Data records
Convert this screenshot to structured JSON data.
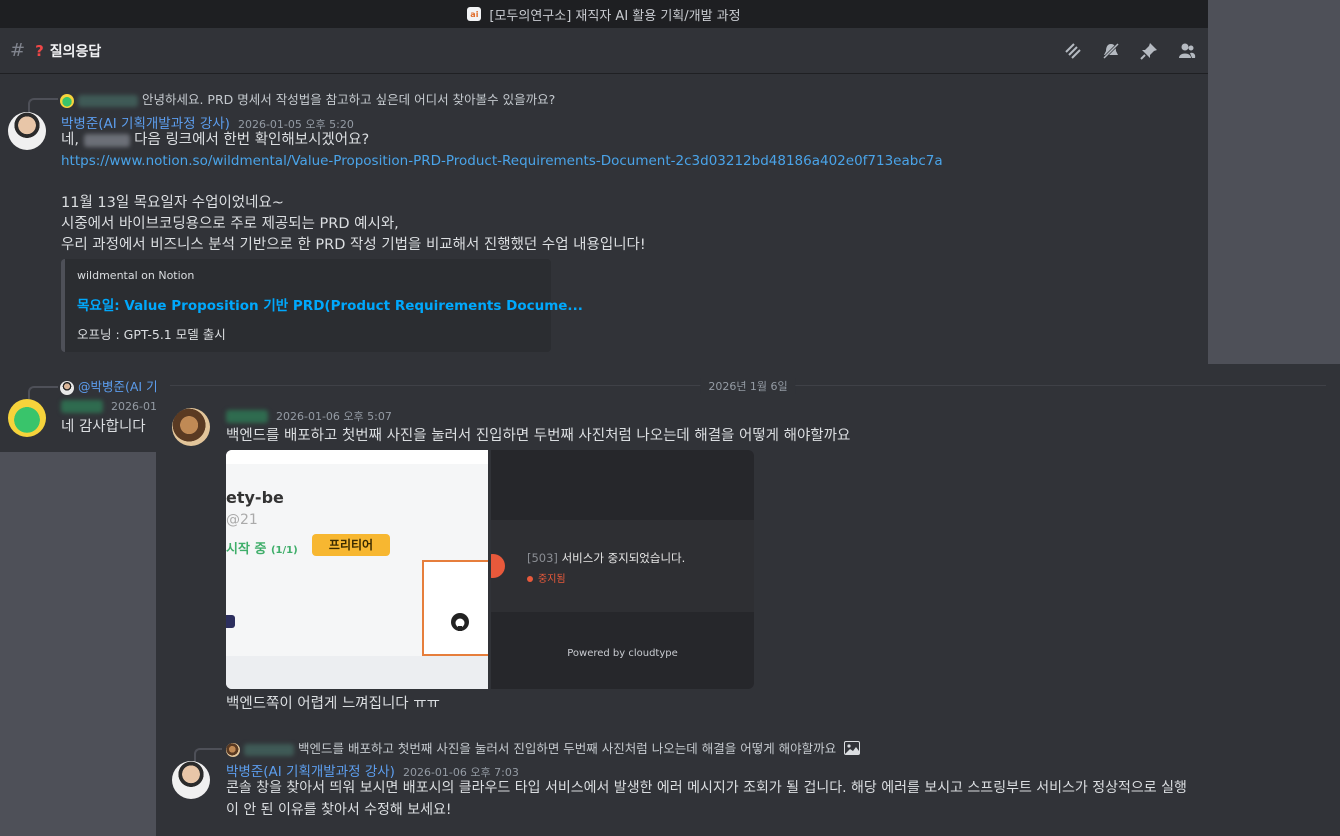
{
  "window": {
    "title": "[모두의연구소] 재직자 AI 활용 기획/개발 과정"
  },
  "channel": {
    "name": "질의응답"
  },
  "thread1": {
    "reply_preview": "안녕하세요. PRD 명세서 작성법을 참고하고 싶은데 어디서 찾아볼수 있을까요?",
    "author": "박병준(AI 기획개발과정 강사)",
    "timestamp": "2026-01-05 오후 5:20",
    "line1_prefix": "네,",
    "line1_suffix": "다음 링크에서 한번 확인해보시겠어요?",
    "link": "https://www.notion.so/wildmental/Value-Proposition-PRD-Product-Requirements-Document-2c3d03212bd48186a402e0f713eabc7a",
    "line3": "11월 13일 목요일자 수업이었네요~",
    "line4": "시중에서 바이브코딩용으로 주로 제공되는 PRD 예시와,",
    "line5": "우리 과정에서 비즈니스 분석 기반으로 한 PRD 작성 기법을 비교해서 진행했던 수업 내용입니다!",
    "embed": {
      "provider": "wildmental on Notion",
      "title": "목요일: Value Proposition 기반 PRD(Product Requirements Docume...",
      "description": "오프닝 : GPT-5.1 모델 출시"
    }
  },
  "thread2": {
    "reply_mention": "@박병준(AI 기",
    "timestamp": "2026-01",
    "text": "네 감사합니다"
  },
  "date_divider": "2026년 1월 6일",
  "thread3": {
    "timestamp": "2026-01-06 오후 5:07",
    "text": "백엔드를 배포하고 첫번째 사진을  눌러서 진입하면 두번째 사진처럼 나오는데 해결을 어떻게 해야할까요",
    "image1": {
      "title": "ety-be",
      "sub": "@21",
      "status": "시작 중",
      "count": "(1/1)",
      "badge": "프리티어"
    },
    "image2": {
      "code": "[503]",
      "message": "서비스가 중지되었습니다.",
      "status": "중지됨",
      "footer": "Powered by cloudtype"
    },
    "followup": "백엔드쪽이 어렵게 느껴집니다 ㅠㅠ"
  },
  "thread4": {
    "reply_preview": "백엔드를 배포하고 첫번째 사진을  눌러서 진입하면 두번째 사진처럼 나오는데 해결을 어떻게 해야할까요",
    "author": "박병준(AI 기획개발과정 강사)",
    "timestamp": "2026-01-06 오후 7:03",
    "line1": "콘솔 창을 찾아서 띄워 보시면 배포시의 클라우드 타입 서비스에서 발생한 에러 메시지가 조회가 될 겁니다. 해당 에러를 보시고 스프링부트 서비스가 정상적으로 실행",
    "line2": "이 안 된 이유를 찾아서 수정해 보세요!"
  },
  "icons": [
    "threads-icon",
    "mute-icon",
    "pin-icon",
    "members-icon",
    "hash-icon",
    "question-icon",
    "image-icon",
    "github-icon"
  ]
}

▶ _What you are asked to do_
Omit every picture, then repeat the remaining data exactly as it appears above.

▶ _Result for this task_
Convert this screenshot to structured JSON data.
{
  "window": {
    "title": "[모두의연구소] 재직자 AI 활용 기획/개발 과정"
  },
  "channel": {
    "name": "질의응답"
  },
  "thread1": {
    "reply_preview": "안녕하세요. PRD 명세서 작성법을 참고하고 싶은데 어디서 찾아볼수 있을까요?",
    "author": "박병준(AI 기획개발과정 강사)",
    "timestamp": "2026-01-05 오후 5:20",
    "line1_prefix": "네,",
    "line1_suffix": "다음 링크에서 한번 확인해보시겠어요?",
    "link": "https://www.notion.so/wildmental/Value-Proposition-PRD-Product-Requirements-Document-2c3d03212bd48186a402e0f713eabc7a",
    "line3": "11월 13일 목요일자 수업이었네요~",
    "line4": "시중에서 바이브코딩용으로 주로 제공되는 PRD 예시와,",
    "line5": "우리 과정에서 비즈니스 분석 기반으로 한 PRD 작성 기법을 비교해서 진행했던 수업 내용입니다!",
    "embed": {
      "provider": "wildmental on Notion",
      "title": "목요일: Value Proposition 기반 PRD(Product Requirements Docume...",
      "description": "오프닝 : GPT-5.1 모델 출시"
    }
  },
  "thread2": {
    "reply_mention": "@박병준(AI 기",
    "timestamp": "2026-01",
    "text": "네 감사합니다"
  },
  "date_divider": "2026년 1월 6일",
  "thread3": {
    "timestamp": "2026-01-06 오후 5:07",
    "text": "백엔드를 배포하고 첫번째 사진을  눌러서 진입하면 두번째 사진처럼 나오는데 해결을 어떻게 해야할까요",
    "image1": {
      "title": "ety-be",
      "sub": "@21",
      "status": "시작 중",
      "count": "(1/1)",
      "badge": "프리티어"
    },
    "image2": {
      "code": "[503]",
      "message": "서비스가 중지되었습니다.",
      "status": "중지됨",
      "footer": "Powered by cloudtype"
    },
    "followup": "백엔드쪽이 어렵게 느껴집니다 ㅠㅠ"
  },
  "thread4": {
    "reply_preview": "백엔드를 배포하고 첫번째 사진을  눌러서 진입하면 두번째 사진처럼 나오는데 해결을 어떻게 해야할까요",
    "author": "박병준(AI 기획개발과정 강사)",
    "timestamp": "2026-01-06 오후 7:03",
    "line1": "콘솔 창을 찾아서 띄워 보시면 배포시의 클라우드 타입 서비스에서 발생한 에러 메시지가 조회가 될 겁니다. 해당 에러를 보시고 스프링부트 서비스가 정상적으로 실행",
    "line2": "이 안 된 이유를 찾아서 수정해 보세요!"
  },
  "icons": [
    "threads-icon",
    "mute-icon",
    "pin-icon",
    "members-icon",
    "hash-icon",
    "question-icon",
    "image-icon",
    "github-icon"
  ]
}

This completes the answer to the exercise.